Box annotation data

Begin

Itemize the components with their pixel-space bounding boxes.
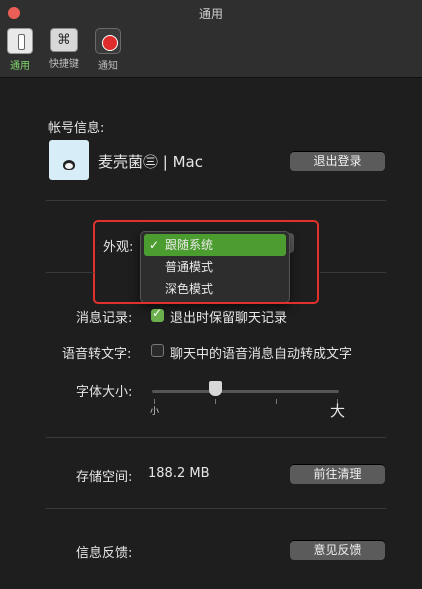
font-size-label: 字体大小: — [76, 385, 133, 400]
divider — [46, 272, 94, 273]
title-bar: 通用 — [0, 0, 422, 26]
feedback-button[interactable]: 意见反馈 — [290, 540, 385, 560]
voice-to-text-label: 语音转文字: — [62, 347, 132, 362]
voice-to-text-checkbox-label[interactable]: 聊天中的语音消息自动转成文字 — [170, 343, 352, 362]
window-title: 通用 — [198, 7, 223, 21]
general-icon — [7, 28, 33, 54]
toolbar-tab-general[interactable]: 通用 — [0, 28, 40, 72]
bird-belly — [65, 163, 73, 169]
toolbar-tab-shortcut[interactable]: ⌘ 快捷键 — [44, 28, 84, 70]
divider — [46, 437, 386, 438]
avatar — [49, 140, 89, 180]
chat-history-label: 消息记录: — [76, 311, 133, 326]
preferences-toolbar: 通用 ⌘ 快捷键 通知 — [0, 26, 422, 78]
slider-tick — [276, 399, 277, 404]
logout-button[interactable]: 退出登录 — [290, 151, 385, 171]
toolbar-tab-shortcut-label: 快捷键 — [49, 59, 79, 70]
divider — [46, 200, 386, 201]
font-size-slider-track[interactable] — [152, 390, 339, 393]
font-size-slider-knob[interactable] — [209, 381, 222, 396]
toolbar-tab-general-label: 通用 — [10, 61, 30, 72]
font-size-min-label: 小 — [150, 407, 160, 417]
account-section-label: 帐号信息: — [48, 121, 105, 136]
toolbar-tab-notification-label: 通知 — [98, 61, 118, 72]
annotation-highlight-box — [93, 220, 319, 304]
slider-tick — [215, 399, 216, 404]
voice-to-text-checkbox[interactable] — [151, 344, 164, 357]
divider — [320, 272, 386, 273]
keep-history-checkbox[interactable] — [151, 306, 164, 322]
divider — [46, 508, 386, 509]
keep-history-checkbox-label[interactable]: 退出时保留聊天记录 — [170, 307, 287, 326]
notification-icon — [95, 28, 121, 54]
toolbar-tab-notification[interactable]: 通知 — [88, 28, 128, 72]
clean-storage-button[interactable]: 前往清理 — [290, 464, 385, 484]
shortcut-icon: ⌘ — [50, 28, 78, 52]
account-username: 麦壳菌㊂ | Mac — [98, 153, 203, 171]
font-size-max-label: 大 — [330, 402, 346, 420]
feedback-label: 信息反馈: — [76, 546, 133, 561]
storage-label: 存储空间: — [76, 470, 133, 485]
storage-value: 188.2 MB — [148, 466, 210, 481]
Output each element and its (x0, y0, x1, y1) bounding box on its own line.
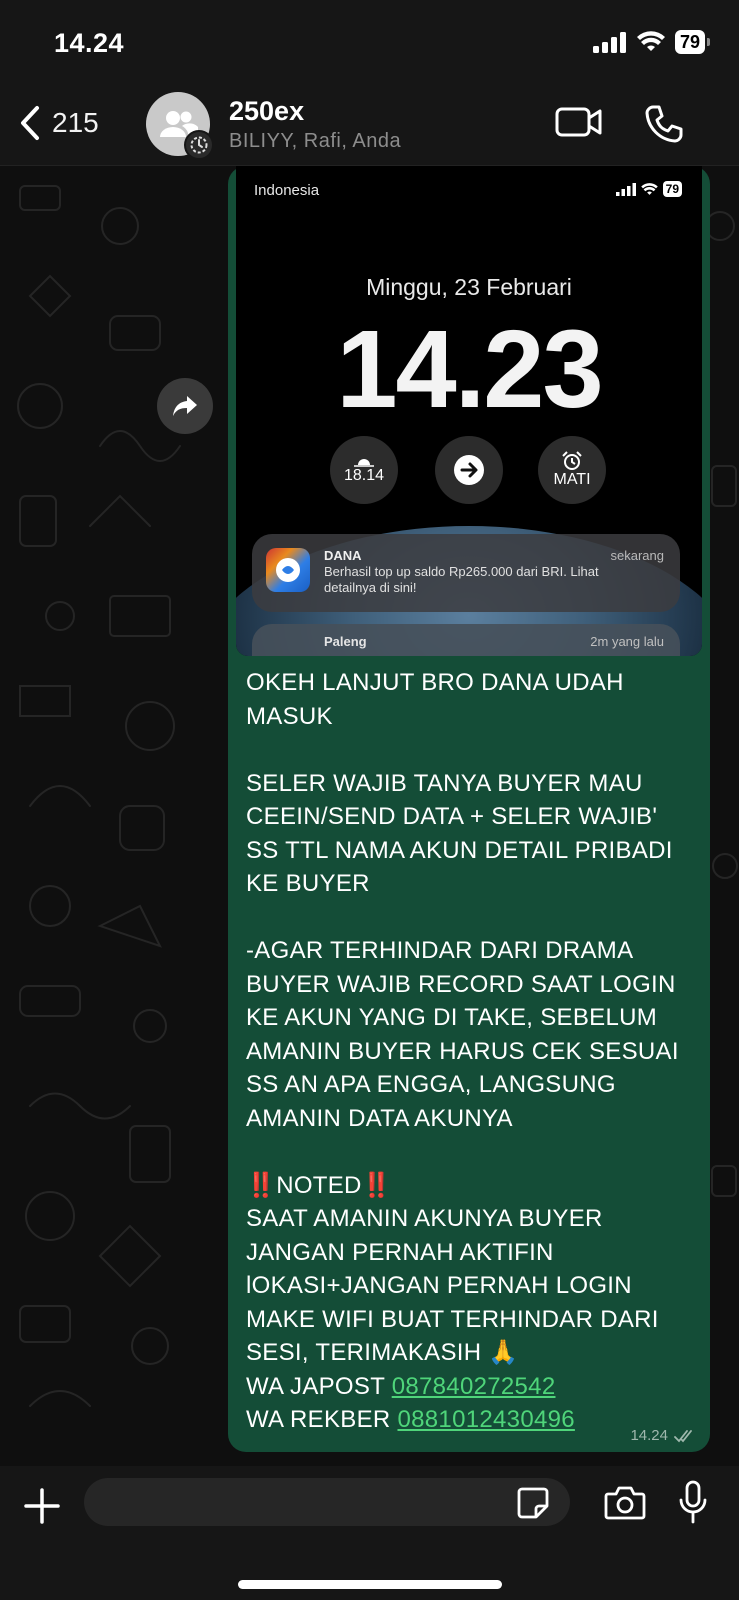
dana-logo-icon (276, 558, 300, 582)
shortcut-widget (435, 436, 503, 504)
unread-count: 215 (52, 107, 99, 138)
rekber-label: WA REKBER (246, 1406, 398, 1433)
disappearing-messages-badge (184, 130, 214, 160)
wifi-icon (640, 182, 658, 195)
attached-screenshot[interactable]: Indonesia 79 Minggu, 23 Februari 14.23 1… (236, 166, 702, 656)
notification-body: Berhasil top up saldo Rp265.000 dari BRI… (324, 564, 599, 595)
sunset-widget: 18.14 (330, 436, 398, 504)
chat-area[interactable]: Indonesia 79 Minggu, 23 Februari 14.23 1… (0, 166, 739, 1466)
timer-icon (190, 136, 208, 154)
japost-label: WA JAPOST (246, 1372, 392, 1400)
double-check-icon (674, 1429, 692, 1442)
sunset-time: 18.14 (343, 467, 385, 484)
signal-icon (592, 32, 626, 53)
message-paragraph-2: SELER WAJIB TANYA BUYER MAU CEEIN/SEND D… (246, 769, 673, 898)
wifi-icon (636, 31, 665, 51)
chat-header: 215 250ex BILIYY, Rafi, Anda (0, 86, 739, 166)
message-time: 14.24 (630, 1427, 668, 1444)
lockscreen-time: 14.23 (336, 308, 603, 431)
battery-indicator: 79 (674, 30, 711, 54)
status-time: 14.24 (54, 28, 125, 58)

End

Task brief: Give the material from the line with "dana-logo-icon (276, 558, 300, 582)" up to and including the line with "attached-screenshot[interactable]: Indonesia 79" as a Markdown table with the columns Number and Record line, one row per line and no blank lines.

Written answer:
| Number | Record line |
|---|---|
| 1 | dana-logo-icon (276, 558, 300, 582) |
| 2 | shortcut-widget (435, 436, 503, 504) |
| 3 | unread-count: 215 (52, 107, 99, 138) |
| 4 | rekber-label: WA REKBER (246, 1406, 398, 1433) |
| 5 | disappearing-messages-badge (184, 130, 214, 160) |
| 6 | wifi-icon (640, 182, 658, 195) |
| 7 | attached-screenshot[interactable]: Indonesia 79 Minggu, 23 Februari 14.23 1… (236, 166, 702, 656) |